Your objective => Your task is to write out the complete listing exactly as it is shown.
******
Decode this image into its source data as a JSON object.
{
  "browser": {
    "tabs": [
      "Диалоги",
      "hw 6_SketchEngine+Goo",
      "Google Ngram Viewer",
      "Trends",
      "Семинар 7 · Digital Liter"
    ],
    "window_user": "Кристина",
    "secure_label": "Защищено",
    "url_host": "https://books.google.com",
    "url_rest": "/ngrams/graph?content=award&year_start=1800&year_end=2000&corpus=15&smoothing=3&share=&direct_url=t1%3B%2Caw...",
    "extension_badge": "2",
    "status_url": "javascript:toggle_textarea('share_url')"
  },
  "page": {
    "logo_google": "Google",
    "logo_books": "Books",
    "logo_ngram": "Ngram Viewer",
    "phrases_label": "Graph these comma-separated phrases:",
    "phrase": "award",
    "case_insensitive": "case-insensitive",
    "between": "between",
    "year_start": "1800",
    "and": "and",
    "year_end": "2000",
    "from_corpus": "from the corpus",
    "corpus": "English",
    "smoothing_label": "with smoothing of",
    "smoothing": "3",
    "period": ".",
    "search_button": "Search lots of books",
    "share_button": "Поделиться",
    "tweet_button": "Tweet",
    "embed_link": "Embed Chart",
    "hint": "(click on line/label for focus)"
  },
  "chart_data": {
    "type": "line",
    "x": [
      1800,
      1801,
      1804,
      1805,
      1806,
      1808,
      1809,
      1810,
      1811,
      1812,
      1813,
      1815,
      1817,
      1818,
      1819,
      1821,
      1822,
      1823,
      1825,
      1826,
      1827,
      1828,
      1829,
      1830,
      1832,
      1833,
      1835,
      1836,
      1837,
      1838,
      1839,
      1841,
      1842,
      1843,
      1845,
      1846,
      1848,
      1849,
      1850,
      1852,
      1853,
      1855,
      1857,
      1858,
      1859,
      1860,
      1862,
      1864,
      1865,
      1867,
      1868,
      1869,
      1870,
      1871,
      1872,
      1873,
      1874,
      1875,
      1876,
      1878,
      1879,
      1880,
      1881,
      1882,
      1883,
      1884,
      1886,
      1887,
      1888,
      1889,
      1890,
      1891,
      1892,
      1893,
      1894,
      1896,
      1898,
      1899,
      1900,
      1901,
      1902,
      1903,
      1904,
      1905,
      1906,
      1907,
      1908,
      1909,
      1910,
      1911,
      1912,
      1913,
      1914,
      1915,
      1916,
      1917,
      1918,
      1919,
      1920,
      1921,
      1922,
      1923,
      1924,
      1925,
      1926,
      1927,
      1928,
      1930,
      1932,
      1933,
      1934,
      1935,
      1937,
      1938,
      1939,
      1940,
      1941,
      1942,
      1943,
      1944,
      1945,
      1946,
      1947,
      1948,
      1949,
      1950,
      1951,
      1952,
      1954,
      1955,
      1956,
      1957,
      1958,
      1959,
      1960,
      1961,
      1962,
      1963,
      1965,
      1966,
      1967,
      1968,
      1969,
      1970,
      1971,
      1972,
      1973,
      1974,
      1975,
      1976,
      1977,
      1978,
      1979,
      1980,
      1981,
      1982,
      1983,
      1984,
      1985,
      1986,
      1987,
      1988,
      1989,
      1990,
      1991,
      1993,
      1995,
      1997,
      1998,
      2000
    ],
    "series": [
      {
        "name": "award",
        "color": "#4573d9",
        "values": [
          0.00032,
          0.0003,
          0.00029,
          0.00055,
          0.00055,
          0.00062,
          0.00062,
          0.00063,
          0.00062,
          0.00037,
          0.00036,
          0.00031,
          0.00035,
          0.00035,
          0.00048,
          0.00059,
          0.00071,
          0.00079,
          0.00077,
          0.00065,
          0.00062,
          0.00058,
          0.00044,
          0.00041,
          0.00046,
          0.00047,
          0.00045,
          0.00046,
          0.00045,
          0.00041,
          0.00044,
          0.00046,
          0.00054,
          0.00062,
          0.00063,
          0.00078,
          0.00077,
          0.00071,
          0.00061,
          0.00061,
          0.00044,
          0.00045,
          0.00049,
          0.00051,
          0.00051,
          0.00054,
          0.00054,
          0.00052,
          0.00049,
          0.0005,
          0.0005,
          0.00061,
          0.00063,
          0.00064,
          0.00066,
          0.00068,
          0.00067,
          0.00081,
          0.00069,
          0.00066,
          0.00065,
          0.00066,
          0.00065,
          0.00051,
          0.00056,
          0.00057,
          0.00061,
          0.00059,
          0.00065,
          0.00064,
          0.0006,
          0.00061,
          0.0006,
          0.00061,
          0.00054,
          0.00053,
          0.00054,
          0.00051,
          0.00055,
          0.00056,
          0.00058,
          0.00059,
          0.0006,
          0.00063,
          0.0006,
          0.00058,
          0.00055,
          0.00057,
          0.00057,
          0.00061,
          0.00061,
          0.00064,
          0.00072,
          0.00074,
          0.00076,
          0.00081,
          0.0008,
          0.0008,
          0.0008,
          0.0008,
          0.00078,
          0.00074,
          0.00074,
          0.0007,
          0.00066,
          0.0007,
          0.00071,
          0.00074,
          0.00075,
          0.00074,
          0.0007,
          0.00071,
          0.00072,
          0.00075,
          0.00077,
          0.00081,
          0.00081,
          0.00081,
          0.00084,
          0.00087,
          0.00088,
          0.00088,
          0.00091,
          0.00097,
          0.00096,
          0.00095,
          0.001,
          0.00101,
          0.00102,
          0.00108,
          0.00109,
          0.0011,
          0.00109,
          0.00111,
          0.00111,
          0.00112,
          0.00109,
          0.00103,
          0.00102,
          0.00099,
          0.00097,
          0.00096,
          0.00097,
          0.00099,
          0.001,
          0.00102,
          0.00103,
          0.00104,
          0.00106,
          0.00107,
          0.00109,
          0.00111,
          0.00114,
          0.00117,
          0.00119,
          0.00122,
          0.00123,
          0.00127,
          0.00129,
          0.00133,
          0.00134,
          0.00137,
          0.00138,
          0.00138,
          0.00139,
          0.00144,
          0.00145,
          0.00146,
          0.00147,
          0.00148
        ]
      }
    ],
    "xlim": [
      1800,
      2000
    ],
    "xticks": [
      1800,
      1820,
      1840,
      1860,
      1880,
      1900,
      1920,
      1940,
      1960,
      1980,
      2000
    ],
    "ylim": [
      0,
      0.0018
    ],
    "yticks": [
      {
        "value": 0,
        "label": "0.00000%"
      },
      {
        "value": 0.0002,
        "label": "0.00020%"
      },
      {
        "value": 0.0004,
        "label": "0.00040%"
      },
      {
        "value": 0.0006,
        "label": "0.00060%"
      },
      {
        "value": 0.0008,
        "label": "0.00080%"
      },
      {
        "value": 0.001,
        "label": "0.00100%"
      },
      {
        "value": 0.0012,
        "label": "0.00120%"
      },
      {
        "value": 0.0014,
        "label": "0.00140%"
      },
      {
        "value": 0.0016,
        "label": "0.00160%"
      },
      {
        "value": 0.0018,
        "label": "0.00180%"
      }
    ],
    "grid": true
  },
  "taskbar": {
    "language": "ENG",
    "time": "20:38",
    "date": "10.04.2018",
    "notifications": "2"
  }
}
******
Result =>
Decode this image into its source data as a JSON object.
{
  "browser": {
    "tabs": [
      "Диалоги",
      "hw 6_SketchEngine+Goo",
      "Google Ngram Viewer",
      "Trends",
      "Семинар 7 · Digital Liter"
    ],
    "window_user": "Кристина",
    "secure_label": "Защищено",
    "url_host": "https://books.google.com",
    "url_rest": "/ngrams/graph?content=award&year_start=1800&year_end=2000&corpus=15&smoothing=3&share=&direct_url=t1%3B%2Caw...",
    "extension_badge": "2",
    "status_url": "javascript:toggle_textarea('share_url')"
  },
  "page": {
    "logo_google": "Google",
    "logo_books": "Books",
    "logo_ngram": "Ngram Viewer",
    "phrases_label": "Graph these comma-separated phrases:",
    "phrase": "award",
    "case_insensitive": "case-insensitive",
    "between": "between",
    "year_start": "1800",
    "and": "and",
    "year_end": "2000",
    "from_corpus": "from the corpus",
    "corpus": "English",
    "smoothing_label": "with smoothing of",
    "smoothing": "3",
    "period": ".",
    "search_button": "Search lots of books",
    "share_button": "Поделиться",
    "tweet_button": "Tweet",
    "embed_link": "Embed Chart",
    "hint": "(click on line/label for focus)"
  },
  "chart_data": {
    "type": "line",
    "x": [
      1800,
      1801,
      1804,
      1805,
      1806,
      1808,
      1809,
      1810,
      1811,
      1812,
      1813,
      1815,
      1817,
      1818,
      1819,
      1821,
      1822,
      1823,
      1825,
      1826,
      1827,
      1828,
      1829,
      1830,
      1832,
      1833,
      1835,
      1836,
      1837,
      1838,
      1839,
      1841,
      1842,
      1843,
      1845,
      1846,
      1848,
      1849,
      1850,
      1852,
      1853,
      1855,
      1857,
      1858,
      1859,
      1860,
      1862,
      1864,
      1865,
      1867,
      1868,
      1869,
      1870,
      1871,
      1872,
      1873,
      1874,
      1875,
      1876,
      1878,
      1879,
      1880,
      1881,
      1882,
      1883,
      1884,
      1886,
      1887,
      1888,
      1889,
      1890,
      1891,
      1892,
      1893,
      1894,
      1896,
      1898,
      1899,
      1900,
      1901,
      1902,
      1903,
      1904,
      1905,
      1906,
      1907,
      1908,
      1909,
      1910,
      1911,
      1912,
      1913,
      1914,
      1915,
      1916,
      1917,
      1918,
      1919,
      1920,
      1921,
      1922,
      1923,
      1924,
      1925,
      1926,
      1927,
      1928,
      1930,
      1932,
      1933,
      1934,
      1935,
      1937,
      1938,
      1939,
      1940,
      1941,
      1942,
      1943,
      1944,
      1945,
      1946,
      1947,
      1948,
      1949,
      1950,
      1951,
      1952,
      1954,
      1955,
      1956,
      1957,
      1958,
      1959,
      1960,
      1961,
      1962,
      1963,
      1965,
      1966,
      1967,
      1968,
      1969,
      1970,
      1971,
      1972,
      1973,
      1974,
      1975,
      1976,
      1977,
      1978,
      1979,
      1980,
      1981,
      1982,
      1983,
      1984,
      1985,
      1986,
      1987,
      1988,
      1989,
      1990,
      1991,
      1993,
      1995,
      1997,
      1998,
      2000
    ],
    "series": [
      {
        "name": "award",
        "color": "#4573d9",
        "values": [
          0.00032,
          0.0003,
          0.00029,
          0.00055,
          0.00055,
          0.00062,
          0.00062,
          0.00063,
          0.00062,
          0.00037,
          0.00036,
          0.00031,
          0.00035,
          0.00035,
          0.00048,
          0.00059,
          0.00071,
          0.00079,
          0.00077,
          0.00065,
          0.00062,
          0.00058,
          0.00044,
          0.00041,
          0.00046,
          0.00047,
          0.00045,
          0.00046,
          0.00045,
          0.00041,
          0.00044,
          0.00046,
          0.00054,
          0.00062,
          0.00063,
          0.00078,
          0.00077,
          0.00071,
          0.00061,
          0.00061,
          0.00044,
          0.00045,
          0.00049,
          0.00051,
          0.00051,
          0.00054,
          0.00054,
          0.00052,
          0.00049,
          0.0005,
          0.0005,
          0.00061,
          0.00063,
          0.00064,
          0.00066,
          0.00068,
          0.00067,
          0.00081,
          0.00069,
          0.00066,
          0.00065,
          0.00066,
          0.00065,
          0.00051,
          0.00056,
          0.00057,
          0.00061,
          0.00059,
          0.00065,
          0.00064,
          0.0006,
          0.00061,
          0.0006,
          0.00061,
          0.00054,
          0.00053,
          0.00054,
          0.00051,
          0.00055,
          0.00056,
          0.00058,
          0.00059,
          0.0006,
          0.00063,
          0.0006,
          0.00058,
          0.00055,
          0.00057,
          0.00057,
          0.00061,
          0.00061,
          0.00064,
          0.00072,
          0.00074,
          0.00076,
          0.00081,
          0.0008,
          0.0008,
          0.0008,
          0.0008,
          0.00078,
          0.00074,
          0.00074,
          0.0007,
          0.00066,
          0.0007,
          0.00071,
          0.00074,
          0.00075,
          0.00074,
          0.0007,
          0.00071,
          0.00072,
          0.00075,
          0.00077,
          0.00081,
          0.00081,
          0.00081,
          0.00084,
          0.00087,
          0.00088,
          0.00088,
          0.00091,
          0.00097,
          0.00096,
          0.00095,
          0.001,
          0.00101,
          0.00102,
          0.00108,
          0.00109,
          0.0011,
          0.00109,
          0.00111,
          0.00111,
          0.00112,
          0.00109,
          0.00103,
          0.00102,
          0.00099,
          0.00097,
          0.00096,
          0.00097,
          0.00099,
          0.001,
          0.00102,
          0.00103,
          0.00104,
          0.00106,
          0.00107,
          0.00109,
          0.00111,
          0.00114,
          0.00117,
          0.00119,
          0.00122,
          0.00123,
          0.00127,
          0.00129,
          0.00133,
          0.00134,
          0.00137,
          0.00138,
          0.00138,
          0.00139,
          0.00144,
          0.00145,
          0.00146,
          0.00147,
          0.00148
        ]
      }
    ],
    "xlim": [
      1800,
      2000
    ],
    "xticks": [
      1800,
      1820,
      1840,
      1860,
      1880,
      1900,
      1920,
      1940,
      1960,
      1980,
      2000
    ],
    "ylim": [
      0,
      0.0018
    ],
    "yticks": [
      {
        "value": 0,
        "label": "0.00000%"
      },
      {
        "value": 0.0002,
        "label": "0.00020%"
      },
      {
        "value": 0.0004,
        "label": "0.00040%"
      },
      {
        "value": 0.0006,
        "label": "0.00060%"
      },
      {
        "value": 0.0008,
        "label": "0.00080%"
      },
      {
        "value": 0.001,
        "label": "0.00100%"
      },
      {
        "value": 0.0012,
        "label": "0.00120%"
      },
      {
        "value": 0.0014,
        "label": "0.00140%"
      },
      {
        "value": 0.0016,
        "label": "0.00160%"
      },
      {
        "value": 0.0018,
        "label": "0.00180%"
      }
    ],
    "grid": true
  },
  "taskbar": {
    "language": "ENG",
    "time": "20:38",
    "date": "10.04.2018",
    "notifications": "2"
  }
}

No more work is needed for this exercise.